TAREFA A » Transcreva, sem alterações, o trecho do texto sobre a dramaturgia de Juguero que começa nas palavras "confusões. Essa novidade" e vai até as palavras "ganham nova configuração.", inclusive.
TAREFA B » Prossiga a redação do texto sobre a dramaturgia de Juguero, começando logo após a última frase apresentada.

SEÇÃO DO TEXTO »
((
O próximo indicador de abordagem para o critério da elaboração do texto dramático infantil diz respeito à construção de sensação de estranhamento, que possibilita a experimentação das ilimitadas possibilidades da arte. Pode, o estranhamento, fazer-se presente na construção da dramaturgia de Juguero, à medida que o leitor encontrará as personagens das cantigas que conhece desde a primeira infância vivendo aventuras diversas, trapaças e

confusões. Essa novidade que o texto em análise promove pode ser tomada pela criança como estranhamento, no sentido que essa expressão possui no campo da arte, ou seja, de algo que causa a sensação de estranheza, justamente pela novidade que representa, conforme os estudos de Carneiro Neto acolhidos nesta escrita. O uso que Juguero faz dos elementos da poesia folclórica remete-nos às ilimitadas possibilidades da arte, uma vez que tais cantigas e seus personagens cristalizaram-se na infância das crianças brasileiras e, no texto dramático em análise, ganham nova configuração.
))
TRECHOS DE DADOS »
((
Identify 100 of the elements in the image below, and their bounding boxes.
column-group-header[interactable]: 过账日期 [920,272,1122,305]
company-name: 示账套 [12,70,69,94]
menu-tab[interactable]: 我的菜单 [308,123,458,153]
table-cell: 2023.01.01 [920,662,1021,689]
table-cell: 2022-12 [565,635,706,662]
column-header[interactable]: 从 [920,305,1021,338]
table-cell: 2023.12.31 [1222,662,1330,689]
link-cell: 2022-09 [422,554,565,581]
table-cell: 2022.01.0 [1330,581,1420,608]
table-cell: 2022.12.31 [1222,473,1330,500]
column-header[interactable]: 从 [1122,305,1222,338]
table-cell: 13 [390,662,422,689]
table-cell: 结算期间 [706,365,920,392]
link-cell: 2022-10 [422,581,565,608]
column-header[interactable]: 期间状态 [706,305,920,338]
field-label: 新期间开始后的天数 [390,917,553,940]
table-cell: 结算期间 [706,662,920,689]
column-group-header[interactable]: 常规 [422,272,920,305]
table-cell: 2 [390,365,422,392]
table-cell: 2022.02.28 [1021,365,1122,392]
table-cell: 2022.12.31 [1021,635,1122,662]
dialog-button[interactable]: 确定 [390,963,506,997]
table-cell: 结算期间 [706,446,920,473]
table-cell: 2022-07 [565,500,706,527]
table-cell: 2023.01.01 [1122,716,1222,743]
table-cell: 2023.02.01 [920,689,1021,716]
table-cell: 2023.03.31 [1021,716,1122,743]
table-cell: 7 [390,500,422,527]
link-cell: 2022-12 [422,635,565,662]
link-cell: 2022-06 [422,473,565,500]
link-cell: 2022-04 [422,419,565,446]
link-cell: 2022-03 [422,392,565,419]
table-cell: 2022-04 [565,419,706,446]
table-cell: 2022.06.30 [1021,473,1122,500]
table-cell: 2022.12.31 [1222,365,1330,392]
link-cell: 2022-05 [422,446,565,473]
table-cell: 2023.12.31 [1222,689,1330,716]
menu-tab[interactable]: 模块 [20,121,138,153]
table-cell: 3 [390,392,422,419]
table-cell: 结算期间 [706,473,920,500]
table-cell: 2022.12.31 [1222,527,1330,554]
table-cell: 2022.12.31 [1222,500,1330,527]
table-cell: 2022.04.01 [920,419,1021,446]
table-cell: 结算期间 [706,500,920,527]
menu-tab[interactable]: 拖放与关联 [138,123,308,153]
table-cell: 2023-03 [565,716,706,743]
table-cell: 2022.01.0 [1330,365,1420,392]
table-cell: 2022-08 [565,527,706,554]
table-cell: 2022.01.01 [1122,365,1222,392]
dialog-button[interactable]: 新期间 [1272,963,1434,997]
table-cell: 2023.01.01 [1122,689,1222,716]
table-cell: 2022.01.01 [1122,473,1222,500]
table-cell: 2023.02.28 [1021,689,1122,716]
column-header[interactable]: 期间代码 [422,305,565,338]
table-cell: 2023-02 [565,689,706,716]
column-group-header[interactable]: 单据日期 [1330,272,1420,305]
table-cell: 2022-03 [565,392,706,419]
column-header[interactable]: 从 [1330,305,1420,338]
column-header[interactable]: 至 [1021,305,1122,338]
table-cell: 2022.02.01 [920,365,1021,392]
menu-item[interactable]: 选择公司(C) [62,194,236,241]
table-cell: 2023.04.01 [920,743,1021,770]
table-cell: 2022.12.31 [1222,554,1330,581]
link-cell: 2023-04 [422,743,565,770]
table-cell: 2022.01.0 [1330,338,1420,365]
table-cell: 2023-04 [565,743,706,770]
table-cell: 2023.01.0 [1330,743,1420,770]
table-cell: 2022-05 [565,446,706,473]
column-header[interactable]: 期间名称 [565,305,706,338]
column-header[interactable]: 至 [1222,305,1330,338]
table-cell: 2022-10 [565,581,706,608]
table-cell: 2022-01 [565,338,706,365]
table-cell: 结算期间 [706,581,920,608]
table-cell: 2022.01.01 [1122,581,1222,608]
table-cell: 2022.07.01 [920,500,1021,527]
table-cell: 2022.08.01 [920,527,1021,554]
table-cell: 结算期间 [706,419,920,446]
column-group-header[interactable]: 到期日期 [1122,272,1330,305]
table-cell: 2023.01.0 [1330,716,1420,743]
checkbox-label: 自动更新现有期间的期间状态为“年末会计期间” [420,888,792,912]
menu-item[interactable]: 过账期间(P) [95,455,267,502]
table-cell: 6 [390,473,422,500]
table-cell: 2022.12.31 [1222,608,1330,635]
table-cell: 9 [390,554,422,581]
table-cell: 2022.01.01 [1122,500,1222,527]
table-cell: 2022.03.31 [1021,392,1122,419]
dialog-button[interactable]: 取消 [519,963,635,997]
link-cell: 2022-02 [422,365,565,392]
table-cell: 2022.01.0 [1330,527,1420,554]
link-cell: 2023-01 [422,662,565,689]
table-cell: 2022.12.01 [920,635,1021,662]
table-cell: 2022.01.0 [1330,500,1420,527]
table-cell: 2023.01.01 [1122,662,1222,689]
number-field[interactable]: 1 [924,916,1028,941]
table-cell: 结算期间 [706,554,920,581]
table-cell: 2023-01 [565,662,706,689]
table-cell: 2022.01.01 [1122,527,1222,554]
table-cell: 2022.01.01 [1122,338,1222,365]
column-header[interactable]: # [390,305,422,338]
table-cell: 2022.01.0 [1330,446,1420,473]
))
RESULTADO A »
confusões. Essa novidade que o texto em análise promove pode ser tomada pela criança como estranhamento, no sentido que essa expressão possui no campo da arte, ou seja, de algo que causa a sensação de estranheza, justamente pela novidade que representa, conforme os estudos de Carneiro Neto acolhidos nesta escrita. O uso que Juguero faz dos elementos da poesia folclórica remete-nos às ilimitadas possibilidades da arte, uma vez que tais cantigas e seus personagens cristalizaram-se na infância das crianças brasileiras e, no texto dramático em análise, ganham nova configuração.

RESULTADO B »
O último indicador de abordagem para o critério em questão refere-se à harmonização da dramaturgia com música e canto, aspecto evidenciado, no capítulo dois, nos estudos de Camarotti. Notamos uma intensa correspondência entre este indicador e o texto dramático

Canto de Cravo e Rosa. Não fosse a construção do texto de Juguero dar-se na confluência das

cantigas folclóricas e do texto autoral – como já exploramos exaustivamente neste capítulo – , as personagens que habitam o jardim têm a música e o canto como atividade diária, integrada às suas vidas (afinal, o que fariam tais personagens no jardim além de cantar?), o que traz ao texto esse recurso expressivo e o harmoniza com a dramaturgia. Notamos essa ocorrência em todas as partes do texto, e escolhemos um fragmento para ilustrá-la:

Sapo – Eu sou pobre, pobre, pobre de marré, marré, marré. Rosa – Eu sou rica, rica, rica de marré de si.

Sapo – Eu sou pobre, pobre, pobre de marré, marré, marré. Rosa – Eu sou rica, rica, rica de marré de si.

Sapo – Vim aqui para pedir seu amor e seu carinho,

Vim aqui para pedir um gostoso dum beijinho.

Rosa – Um beijinho eu não dou, nem por ouro,

Nem por prata, nem por sangue de lagarta! (JUGUERO, 2009, p. 15, grifos da autora).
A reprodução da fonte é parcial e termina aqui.